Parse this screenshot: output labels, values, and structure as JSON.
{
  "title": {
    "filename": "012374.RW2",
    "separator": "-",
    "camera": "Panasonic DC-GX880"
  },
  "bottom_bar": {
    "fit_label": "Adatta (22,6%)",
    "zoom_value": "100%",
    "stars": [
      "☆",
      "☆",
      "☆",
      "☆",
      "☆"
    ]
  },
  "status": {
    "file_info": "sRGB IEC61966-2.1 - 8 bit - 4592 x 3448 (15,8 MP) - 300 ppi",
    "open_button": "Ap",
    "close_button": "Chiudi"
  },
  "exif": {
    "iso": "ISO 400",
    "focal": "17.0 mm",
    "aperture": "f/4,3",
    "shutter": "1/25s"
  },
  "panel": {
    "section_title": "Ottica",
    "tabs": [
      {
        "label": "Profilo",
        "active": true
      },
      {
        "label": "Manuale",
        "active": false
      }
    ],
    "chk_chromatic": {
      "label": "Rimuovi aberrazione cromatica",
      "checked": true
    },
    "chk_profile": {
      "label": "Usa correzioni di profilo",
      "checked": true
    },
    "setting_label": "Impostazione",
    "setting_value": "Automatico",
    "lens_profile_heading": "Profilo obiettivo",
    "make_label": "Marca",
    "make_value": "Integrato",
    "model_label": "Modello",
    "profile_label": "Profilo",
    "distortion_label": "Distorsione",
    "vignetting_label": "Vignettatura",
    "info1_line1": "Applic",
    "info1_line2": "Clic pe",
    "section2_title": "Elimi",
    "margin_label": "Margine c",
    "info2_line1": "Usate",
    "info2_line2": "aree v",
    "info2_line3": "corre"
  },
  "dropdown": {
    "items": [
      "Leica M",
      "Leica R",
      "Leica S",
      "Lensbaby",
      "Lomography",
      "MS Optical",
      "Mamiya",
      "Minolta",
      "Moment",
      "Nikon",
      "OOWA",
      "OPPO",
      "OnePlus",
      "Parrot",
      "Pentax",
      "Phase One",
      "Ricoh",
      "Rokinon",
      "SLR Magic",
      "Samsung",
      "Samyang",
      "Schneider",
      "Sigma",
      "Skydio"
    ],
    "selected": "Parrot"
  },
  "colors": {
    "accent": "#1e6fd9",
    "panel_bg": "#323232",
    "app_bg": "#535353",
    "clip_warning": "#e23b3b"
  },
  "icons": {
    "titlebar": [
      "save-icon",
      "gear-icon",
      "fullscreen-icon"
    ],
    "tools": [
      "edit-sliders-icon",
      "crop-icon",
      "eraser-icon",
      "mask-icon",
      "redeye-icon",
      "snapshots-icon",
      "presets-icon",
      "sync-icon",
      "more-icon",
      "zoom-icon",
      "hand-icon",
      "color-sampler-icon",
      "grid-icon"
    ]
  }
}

◆ ◆ ◆ ◆ ◆

- **Goal**:
Repeat the entries above exactly, leaving nothing out.

- **Solution to this task**:
Parse this screenshot: output labels, values, and structure as JSON.
{
  "title": {
    "filename": "012374.RW2",
    "separator": "-",
    "camera": "Panasonic DC-GX880"
  },
  "bottom_bar": {
    "fit_label": "Adatta (22,6%)",
    "zoom_value": "100%",
    "stars": [
      "☆",
      "☆",
      "☆",
      "☆",
      "☆"
    ]
  },
  "status": {
    "file_info": "sRGB IEC61966-2.1 - 8 bit - 4592 x 3448 (15,8 MP) - 300 ppi",
    "open_button": "Ap",
    "close_button": "Chiudi"
  },
  "exif": {
    "iso": "ISO 400",
    "focal": "17.0 mm",
    "aperture": "f/4,3",
    "shutter": "1/25s"
  },
  "panel": {
    "section_title": "Ottica",
    "tabs": [
      {
        "label": "Profilo",
        "active": true
      },
      {
        "label": "Manuale",
        "active": false
      }
    ],
    "chk_chromatic": {
      "label": "Rimuovi aberrazione cromatica",
      "checked": true
    },
    "chk_profile": {
      "label": "Usa correzioni di profilo",
      "checked": true
    },
    "setting_label": "Impostazione",
    "setting_value": "Automatico",
    "lens_profile_heading": "Profilo obiettivo",
    "make_label": "Marca",
    "make_value": "Integrato",
    "model_label": "Modello",
    "profile_label": "Profilo",
    "distortion_label": "Distorsione",
    "vignetting_label": "Vignettatura",
    "info1_line1": "Applic",
    "info1_line2": "Clic pe",
    "section2_title": "Elimi",
    "margin_label": "Margine c",
    "info2_line1": "Usate",
    "info2_line2": "aree v",
    "info2_line3": "corre"
  },
  "dropdown": {
    "items": [
      "Leica M",
      "Leica R",
      "Leica S",
      "Lensbaby",
      "Lomography",
      "MS Optical",
      "Mamiya",
      "Minolta",
      "Moment",
      "Nikon",
      "OOWA",
      "OPPO",
      "OnePlus",
      "Parrot",
      "Pentax",
      "Phase One",
      "Ricoh",
      "Rokinon",
      "SLR Magic",
      "Samsung",
      "Samyang",
      "Schneider",
      "Sigma",
      "Skydio"
    ],
    "selected": "Parrot"
  },
  "colors": {
    "accent": "#1e6fd9",
    "panel_bg": "#323232",
    "app_bg": "#535353",
    "clip_warning": "#e23b3b"
  },
  "icons": {
    "titlebar": [
      "save-icon",
      "gear-icon",
      "fullscreen-icon"
    ],
    "tools": [
      "edit-sliders-icon",
      "crop-icon",
      "eraser-icon",
      "mask-icon",
      "redeye-icon",
      "snapshots-icon",
      "presets-icon",
      "sync-icon",
      "more-icon",
      "zoom-icon",
      "hand-icon",
      "color-sampler-icon",
      "grid-icon"
    ]
  }
}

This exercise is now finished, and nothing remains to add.